WHAT YOU HAVE TO DO
In the entries below, find every line with "Dotation" and copy it.

"""

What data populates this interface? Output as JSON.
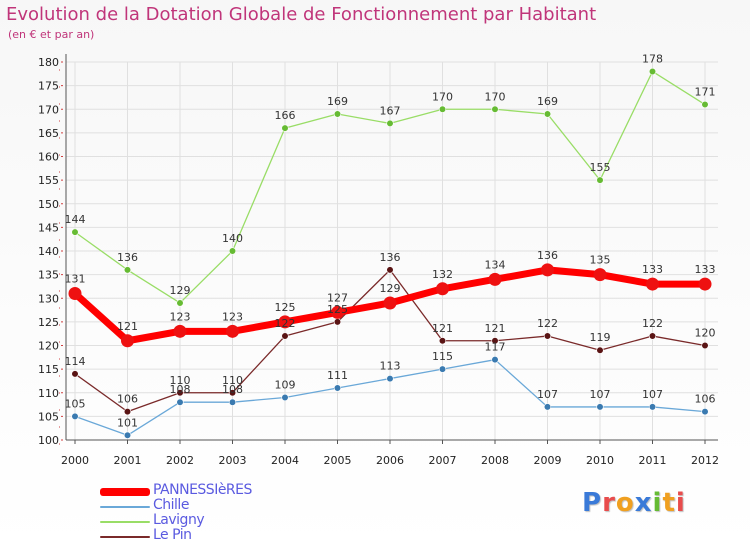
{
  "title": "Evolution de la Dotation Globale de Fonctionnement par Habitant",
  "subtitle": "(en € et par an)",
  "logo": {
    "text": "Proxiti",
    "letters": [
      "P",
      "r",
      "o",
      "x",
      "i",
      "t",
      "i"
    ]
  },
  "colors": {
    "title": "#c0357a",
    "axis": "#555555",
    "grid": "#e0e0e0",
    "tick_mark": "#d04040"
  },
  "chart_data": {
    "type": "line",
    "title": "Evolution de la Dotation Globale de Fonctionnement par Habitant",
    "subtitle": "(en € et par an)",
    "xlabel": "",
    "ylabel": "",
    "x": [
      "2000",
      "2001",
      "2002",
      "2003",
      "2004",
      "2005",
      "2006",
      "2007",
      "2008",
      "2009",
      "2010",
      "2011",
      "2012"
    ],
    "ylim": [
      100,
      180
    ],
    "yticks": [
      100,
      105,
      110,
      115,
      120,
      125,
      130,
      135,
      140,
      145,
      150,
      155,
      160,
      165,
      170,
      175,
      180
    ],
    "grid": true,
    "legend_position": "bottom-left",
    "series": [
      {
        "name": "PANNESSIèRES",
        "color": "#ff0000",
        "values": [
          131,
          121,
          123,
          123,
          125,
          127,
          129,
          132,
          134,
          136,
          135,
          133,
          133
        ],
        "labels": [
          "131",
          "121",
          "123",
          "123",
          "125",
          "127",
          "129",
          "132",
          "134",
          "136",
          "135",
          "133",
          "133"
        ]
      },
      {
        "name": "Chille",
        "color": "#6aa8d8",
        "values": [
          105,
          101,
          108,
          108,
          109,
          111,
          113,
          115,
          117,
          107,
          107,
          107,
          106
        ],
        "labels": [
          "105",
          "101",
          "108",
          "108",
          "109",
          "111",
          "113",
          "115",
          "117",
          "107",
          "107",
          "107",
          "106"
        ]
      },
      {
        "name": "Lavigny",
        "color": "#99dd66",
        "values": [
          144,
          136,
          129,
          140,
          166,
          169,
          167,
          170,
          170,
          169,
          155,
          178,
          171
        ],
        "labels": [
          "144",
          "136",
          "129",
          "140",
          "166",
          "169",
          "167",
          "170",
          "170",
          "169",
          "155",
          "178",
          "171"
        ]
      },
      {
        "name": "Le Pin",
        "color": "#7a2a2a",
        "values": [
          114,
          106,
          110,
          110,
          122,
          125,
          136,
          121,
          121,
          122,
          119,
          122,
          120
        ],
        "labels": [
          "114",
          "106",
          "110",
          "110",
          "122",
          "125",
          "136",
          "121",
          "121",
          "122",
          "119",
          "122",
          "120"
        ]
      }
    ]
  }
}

"""

RESULT OF THIS EXERCISE
  "title": "Evolution de la Dotation Globale de Fonctionnement par Habitant",
    "title": "Evolution de la Dotation Globale de Fonctionnement par Habitant",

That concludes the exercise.